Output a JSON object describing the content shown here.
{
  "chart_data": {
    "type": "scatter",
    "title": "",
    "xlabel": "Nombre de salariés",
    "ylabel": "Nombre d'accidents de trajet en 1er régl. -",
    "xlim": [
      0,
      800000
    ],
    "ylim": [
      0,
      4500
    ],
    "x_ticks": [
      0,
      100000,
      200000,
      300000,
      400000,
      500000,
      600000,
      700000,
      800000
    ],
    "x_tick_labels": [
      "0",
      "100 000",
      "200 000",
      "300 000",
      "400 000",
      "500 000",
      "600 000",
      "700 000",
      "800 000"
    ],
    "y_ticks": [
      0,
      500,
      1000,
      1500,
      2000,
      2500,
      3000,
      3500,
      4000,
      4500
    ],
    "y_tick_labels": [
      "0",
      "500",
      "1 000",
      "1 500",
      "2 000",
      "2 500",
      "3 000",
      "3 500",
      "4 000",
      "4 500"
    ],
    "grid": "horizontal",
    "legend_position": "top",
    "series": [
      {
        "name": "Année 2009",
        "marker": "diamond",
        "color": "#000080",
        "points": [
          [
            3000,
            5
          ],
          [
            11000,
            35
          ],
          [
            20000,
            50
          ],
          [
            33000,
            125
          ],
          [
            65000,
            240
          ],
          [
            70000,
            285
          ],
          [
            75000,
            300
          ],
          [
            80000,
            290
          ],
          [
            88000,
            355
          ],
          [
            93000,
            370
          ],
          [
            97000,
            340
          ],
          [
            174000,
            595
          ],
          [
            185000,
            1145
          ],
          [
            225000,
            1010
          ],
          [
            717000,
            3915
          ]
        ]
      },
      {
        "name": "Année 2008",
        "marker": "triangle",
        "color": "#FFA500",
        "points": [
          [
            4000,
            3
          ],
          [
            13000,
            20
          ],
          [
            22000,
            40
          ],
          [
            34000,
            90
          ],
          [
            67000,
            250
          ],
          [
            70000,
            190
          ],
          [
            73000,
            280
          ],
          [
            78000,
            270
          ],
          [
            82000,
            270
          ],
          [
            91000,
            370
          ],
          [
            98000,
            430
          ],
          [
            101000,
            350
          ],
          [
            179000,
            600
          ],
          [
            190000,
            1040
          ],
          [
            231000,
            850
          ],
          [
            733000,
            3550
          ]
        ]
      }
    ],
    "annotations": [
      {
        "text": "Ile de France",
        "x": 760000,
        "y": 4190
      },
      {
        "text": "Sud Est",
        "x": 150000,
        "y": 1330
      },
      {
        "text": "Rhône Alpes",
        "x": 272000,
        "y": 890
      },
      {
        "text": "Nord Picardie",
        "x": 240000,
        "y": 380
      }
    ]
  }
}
═══
◆ **Exercise description**
All entries shown above should be printed again exactly.

◆ **Result of the exercise**
Output a JSON object describing the content shown here.
{
  "chart_data": {
    "type": "scatter",
    "title": "",
    "xlabel": "Nombre de salariés",
    "ylabel": "Nombre d'accidents de trajet en 1er régl. -",
    "xlim": [
      0,
      800000
    ],
    "ylim": [
      0,
      4500
    ],
    "x_ticks": [
      0,
      100000,
      200000,
      300000,
      400000,
      500000,
      600000,
      700000,
      800000
    ],
    "x_tick_labels": [
      "0",
      "100 000",
      "200 000",
      "300 000",
      "400 000",
      "500 000",
      "600 000",
      "700 000",
      "800 000"
    ],
    "y_ticks": [
      0,
      500,
      1000,
      1500,
      2000,
      2500,
      3000,
      3500,
      4000,
      4500
    ],
    "y_tick_labels": [
      "0",
      "500",
      "1 000",
      "1 500",
      "2 000",
      "2 500",
      "3 000",
      "3 500",
      "4 000",
      "4 500"
    ],
    "grid": "horizontal",
    "legend_position": "top",
    "series": [
      {
        "name": "Année 2009",
        "marker": "diamond",
        "color": "#000080",
        "points": [
          [
            3000,
            5
          ],
          [
            11000,
            35
          ],
          [
            20000,
            50
          ],
          [
            33000,
            125
          ],
          [
            65000,
            240
          ],
          [
            70000,
            285
          ],
          [
            75000,
            300
          ],
          [
            80000,
            290
          ],
          [
            88000,
            355
          ],
          [
            93000,
            370
          ],
          [
            97000,
            340
          ],
          [
            174000,
            595
          ],
          [
            185000,
            1145
          ],
          [
            225000,
            1010
          ],
          [
            717000,
            3915
          ]
        ]
      },
      {
        "name": "Année 2008",
        "marker": "triangle",
        "color": "#FFA500",
        "points": [
          [
            4000,
            3
          ],
          [
            13000,
            20
          ],
          [
            22000,
            40
          ],
          [
            34000,
            90
          ],
          [
            67000,
            250
          ],
          [
            70000,
            190
          ],
          [
            73000,
            280
          ],
          [
            78000,
            270
          ],
          [
            82000,
            270
          ],
          [
            91000,
            370
          ],
          [
            98000,
            430
          ],
          [
            101000,
            350
          ],
          [
            179000,
            600
          ],
          [
            190000,
            1040
          ],
          [
            231000,
            850
          ],
          [
            733000,
            3550
          ]
        ]
      }
    ],
    "annotations": [
      {
        "text": "Ile de France",
        "x": 760000,
        "y": 4190
      },
      {
        "text": "Sud Est",
        "x": 150000,
        "y": 1330
      },
      {
        "text": "Rhône Alpes",
        "x": 272000,
        "y": 890
      },
      {
        "text": "Nord Picardie",
        "x": 240000,
        "y": 380
      }
    ]
  }
}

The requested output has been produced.